* [Aim of the task]:
Every entry below should be repeated exactly; the pictures should not.

* [Raw records]:
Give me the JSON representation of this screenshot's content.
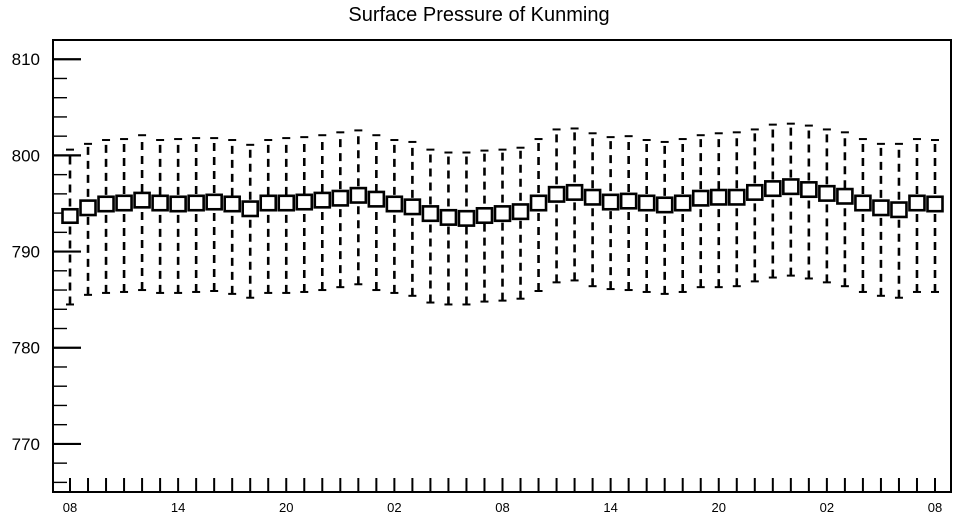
{
  "chart_data": {
    "type": "boxplot",
    "title": "Surface Pressure of Kunming",
    "xlabel": "",
    "ylabel": "",
    "ylim": [
      765,
      812
    ],
    "y_ticks": [
      770,
      780,
      790,
      800,
      810
    ],
    "x_tick_labels": [
      "08",
      "14",
      "20",
      "02",
      "08",
      "14",
      "20",
      "02",
      "08"
    ],
    "x_tick_label_every": 6,
    "grid": false,
    "legend": "none",
    "series": [
      {
        "hour": [
          "08",
          "09",
          "10",
          "11",
          "12",
          "13",
          "14",
          "15",
          "16",
          "17",
          "18",
          "19",
          "20",
          "21",
          "22",
          "23",
          "00",
          "01",
          "02",
          "03",
          "04",
          "05",
          "06",
          "07",
          "08",
          "09",
          "10",
          "11",
          "12",
          "13",
          "14",
          "15",
          "16",
          "17",
          "18",
          "19",
          "20",
          "21",
          "22",
          "23",
          "00",
          "01",
          "02",
          "03",
          "04",
          "05",
          "06",
          "07",
          "08"
        ],
        "center": [
          793.6,
          794.5,
          794.9,
          795.0,
          795.3,
          795.0,
          794.9,
          795.0,
          795.1,
          794.9,
          794.4,
          795.0,
          795.0,
          795.1,
          795.3,
          795.5,
          795.8,
          795.4,
          794.9,
          794.6,
          793.9,
          793.5,
          793.4,
          793.7,
          793.9,
          794.1,
          795.0,
          795.9,
          796.1,
          795.6,
          795.1,
          795.2,
          795.0,
          794.8,
          795.0,
          795.5,
          795.6,
          795.6,
          796.1,
          796.5,
          796.7,
          796.4,
          796.0,
          795.7,
          795.0,
          794.5,
          794.3,
          795.0,
          794.9
        ],
        "box_low": [
          793.0,
          793.8,
          794.2,
          794.3,
          794.6,
          794.3,
          794.2,
          794.3,
          794.4,
          794.2,
          793.7,
          794.3,
          794.3,
          794.4,
          794.6,
          794.8,
          795.1,
          794.7,
          794.2,
          793.9,
          793.2,
          792.8,
          792.7,
          793.0,
          793.2,
          793.4,
          794.3,
          795.2,
          795.4,
          794.9,
          794.4,
          794.5,
          794.3,
          794.1,
          794.3,
          794.8,
          794.9,
          794.9,
          795.4,
          795.8,
          796.0,
          795.7,
          795.3,
          795.0,
          794.3,
          793.8,
          793.6,
          794.3,
          794.2
        ],
        "box_high": [
          794.4,
          795.3,
          795.7,
          795.8,
          796.1,
          795.8,
          795.7,
          795.8,
          795.9,
          795.7,
          795.2,
          795.8,
          795.8,
          795.9,
          796.1,
          796.3,
          796.6,
          796.2,
          795.7,
          795.4,
          794.7,
          794.3,
          794.2,
          794.5,
          794.7,
          794.9,
          795.8,
          796.7,
          796.9,
          796.4,
          795.9,
          796.0,
          795.8,
          795.6,
          795.8,
          796.3,
          796.4,
          796.4,
          796.9,
          797.3,
          797.5,
          797.2,
          796.8,
          796.5,
          795.8,
          795.3,
          795.1,
          795.8,
          795.7
        ],
        "whisker_low": [
          784.5,
          785.5,
          785.7,
          785.8,
          786.0,
          785.7,
          785.7,
          785.8,
          785.9,
          785.6,
          785.2,
          785.7,
          785.7,
          785.8,
          786.0,
          786.3,
          786.6,
          786.0,
          785.7,
          785.4,
          784.7,
          784.5,
          784.5,
          784.8,
          784.9,
          785.1,
          785.9,
          786.8,
          787.0,
          786.4,
          786.1,
          786.0,
          785.8,
          785.6,
          785.8,
          786.3,
          786.3,
          786.4,
          786.9,
          787.3,
          787.5,
          787.2,
          786.8,
          786.4,
          785.8,
          785.4,
          785.2,
          785.8,
          785.8
        ],
        "whisker_high": [
          800.6,
          801.2,
          801.6,
          801.7,
          802.1,
          801.6,
          801.7,
          801.8,
          801.8,
          801.6,
          801.1,
          801.6,
          801.8,
          801.9,
          802.1,
          802.4,
          802.6,
          802.1,
          801.6,
          801.4,
          800.6,
          800.3,
          800.3,
          800.5,
          800.6,
          800.8,
          801.7,
          802.7,
          802.8,
          802.3,
          801.9,
          802.0,
          801.6,
          801.4,
          801.7,
          802.1,
          802.3,
          802.4,
          802.7,
          803.2,
          803.3,
          803.1,
          802.7,
          802.4,
          801.7,
          801.2,
          801.2,
          801.7,
          801.6
        ]
      }
    ]
  }
}
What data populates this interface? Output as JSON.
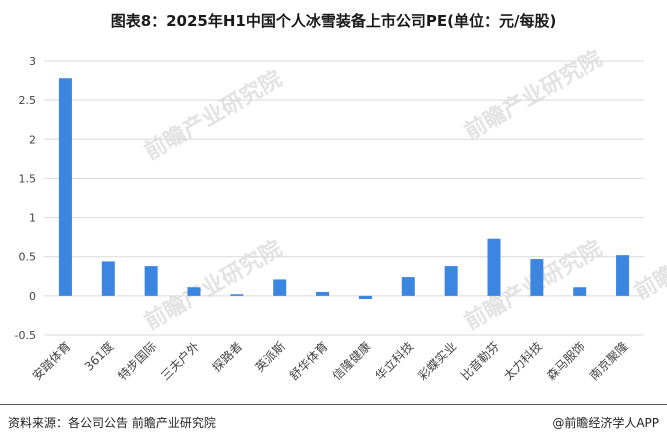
{
  "chart_data": {
    "type": "bar",
    "title": "图表8：2025年H1中国个人冰雪装备上市公司PE(单位：元/每股)",
    "categories": [
      "安踏体育",
      "361度",
      "特步国际",
      "三夫户外",
      "探路者",
      "英派斯",
      "舒华体育",
      "信隆健康",
      "华立科技",
      "彩蝶实业",
      "比音勒芬",
      "太力科技",
      "森马服饰",
      "南京聚隆"
    ],
    "values": [
      2.78,
      0.44,
      0.38,
      0.11,
      0.02,
      0.21,
      0.05,
      -0.04,
      0.24,
      0.38,
      0.73,
      0.47,
      0.11,
      0.52
    ],
    "ylim": [
      -0.5,
      3
    ],
    "yticks": [
      -0.5,
      0,
      0.5,
      1,
      1.5,
      2,
      2.5,
      3
    ],
    "ytick_labels": [
      "-0.5",
      "0",
      "0.5",
      "1",
      "1.5",
      "2",
      "2.5",
      "3"
    ],
    "grid": true,
    "bar_color": "#3b86e0",
    "grid_color": "#d9d9d9"
  },
  "footer": {
    "source": "资料来源：各公司公告 前瞻产业研究院",
    "brand": "@前瞻经济学人APP"
  },
  "watermark": {
    "text": "前瞻产业研究院"
  }
}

* [Full solution]:
Give me the JSON representation of this screenshot's content.
{
  "chart_data": {
    "type": "boxplot",
    "title": "Surface Pressure of Kunming",
    "xlabel": "",
    "ylabel": "",
    "ylim": [
      765,
      812
    ],
    "y_ticks": [
      770,
      780,
      790,
      800,
      810
    ],
    "x_tick_labels": [
      "08",
      "14",
      "20",
      "02",
      "08",
      "14",
      "20",
      "02",
      "08"
    ],
    "x_tick_label_every": 6,
    "grid": false,
    "legend": "none",
    "series": [
      {
        "hour": [
          "08",
          "09",
          "10",
          "11",
          "12",
          "13",
          "14",
          "15",
          "16",
          "17",
          "18",
          "19",
          "20",
          "21",
          "22",
          "23",
          "00",
          "01",
          "02",
          "03",
          "04",
          "05",
          "06",
          "07",
          "08",
          "09",
          "10",
          "11",
          "12",
          "13",
          "14",
          "15",
          "16",
          "17",
          "18",
          "19",
          "20",
          "21",
          "22",
          "23",
          "00",
          "01",
          "02",
          "03",
          "04",
          "05",
          "06",
          "07",
          "08"
        ],
        "center": [
          793.6,
          794.5,
          794.9,
          795.0,
          795.3,
          795.0,
          794.9,
          795.0,
          795.1,
          794.9,
          794.4,
          795.0,
          795.0,
          795.1,
          795.3,
          795.5,
          795.8,
          795.4,
          794.9,
          794.6,
          793.9,
          793.5,
          793.4,
          793.7,
          793.9,
          794.1,
          795.0,
          795.9,
          796.1,
          795.6,
          795.1,
          795.2,
          795.0,
          794.8,
          795.0,
          795.5,
          795.6,
          795.6,
          796.1,
          796.5,
          796.7,
          796.4,
          796.0,
          795.7,
          795.0,
          794.5,
          794.3,
          795.0,
          794.9
        ],
        "box_low": [
          793.0,
          793.8,
          794.2,
          794.3,
          794.6,
          794.3,
          794.2,
          794.3,
          794.4,
          794.2,
          793.7,
          794.3,
          794.3,
          794.4,
          794.6,
          794.8,
          795.1,
          794.7,
          794.2,
          793.9,
          793.2,
          792.8,
          792.7,
          793.0,
          793.2,
          793.4,
          794.3,
          795.2,
          795.4,
          794.9,
          794.4,
          794.5,
          794.3,
          794.1,
          794.3,
          794.8,
          794.9,
          794.9,
          795.4,
          795.8,
          796.0,
          795.7,
          795.3,
          795.0,
          794.3,
          793.8,
          793.6,
          794.3,
          794.2
        ],
        "box_high": [
          794.4,
          795.3,
          795.7,
          795.8,
          796.1,
          795.8,
          795.7,
          795.8,
          795.9,
          795.7,
          795.2,
          795.8,
          795.8,
          795.9,
          796.1,
          796.3,
          796.6,
          796.2,
          795.7,
          795.4,
          794.7,
          794.3,
          794.2,
          794.5,
          794.7,
          794.9,
          795.8,
          796.7,
          796.9,
          796.4,
          795.9,
          796.0,
          795.8,
          795.6,
          795.8,
          796.3,
          796.4,
          796.4,
          796.9,
          797.3,
          797.5,
          797.2,
          796.8,
          796.5,
          795.8,
          795.3,
          795.1,
          795.8,
          795.7
        ],
        "whisker_low": [
          784.5,
          785.5,
          785.7,
          785.8,
          786.0,
          785.7,
          785.7,
          785.8,
          785.9,
          785.6,
          785.2,
          785.7,
          785.7,
          785.8,
          786.0,
          786.3,
          786.6,
          786.0,
          785.7,
          785.4,
          784.7,
          784.5,
          784.5,
          784.8,
          784.9,
          785.1,
          785.9,
          786.8,
          787.0,
          786.4,
          786.1,
          786.0,
          785.8,
          785.6,
          785.8,
          786.3,
          786.3,
          786.4,
          786.9,
          787.3,
          787.5,
          787.2,
          786.8,
          786.4,
          785.8,
          785.4,
          785.2,
          785.8,
          785.8
        ],
        "whisker_high": [
          800.6,
          801.2,
          801.6,
          801.7,
          802.1,
          801.6,
          801.7,
          801.8,
          801.8,
          801.6,
          801.1,
          801.6,
          801.8,
          801.9,
          802.1,
          802.4,
          802.6,
          802.1,
          801.6,
          801.4,
          800.6,
          800.3,
          800.3,
          800.5,
          800.6,
          800.8,
          801.7,
          802.7,
          802.8,
          802.3,
          801.9,
          802.0,
          801.6,
          801.4,
          801.7,
          802.1,
          802.3,
          802.4,
          802.7,
          803.2,
          803.3,
          803.1,
          802.7,
          802.4,
          801.7,
          801.2,
          801.2,
          801.7,
          801.6
        ]
      }
    ]
  }
}
What data populates this interface? Output as JSON.
{
  "chart_data": {
    "type": "bar",
    "title": "图表8：2025年H1中国个人冰雪装备上市公司PE(单位：元/每股)",
    "categories": [
      "安踏体育",
      "361度",
      "特步国际",
      "三夫户外",
      "探路者",
      "英派斯",
      "舒华体育",
      "信隆健康",
      "华立科技",
      "彩蝶实业",
      "比音勒芬",
      "太力科技",
      "森马服饰",
      "南京聚隆"
    ],
    "values": [
      2.78,
      0.44,
      0.38,
      0.11,
      0.02,
      0.21,
      0.05,
      -0.04,
      0.24,
      0.38,
      0.73,
      0.47,
      0.11,
      0.52
    ],
    "ylim": [
      -0.5,
      3
    ],
    "yticks": [
      -0.5,
      0,
      0.5,
      1,
      1.5,
      2,
      2.5,
      3
    ],
    "ytick_labels": [
      "-0.5",
      "0",
      "0.5",
      "1",
      "1.5",
      "2",
      "2.5",
      "3"
    ],
    "grid": true,
    "bar_color": "#3b86e0",
    "grid_color": "#d9d9d9"
  },
  "footer": {
    "source": "资料来源：各公司公告 前瞻产业研究院",
    "brand": "@前瞻经济学人APP"
  },
  "watermark": {
    "text": "前瞻产业研究院"
  }
}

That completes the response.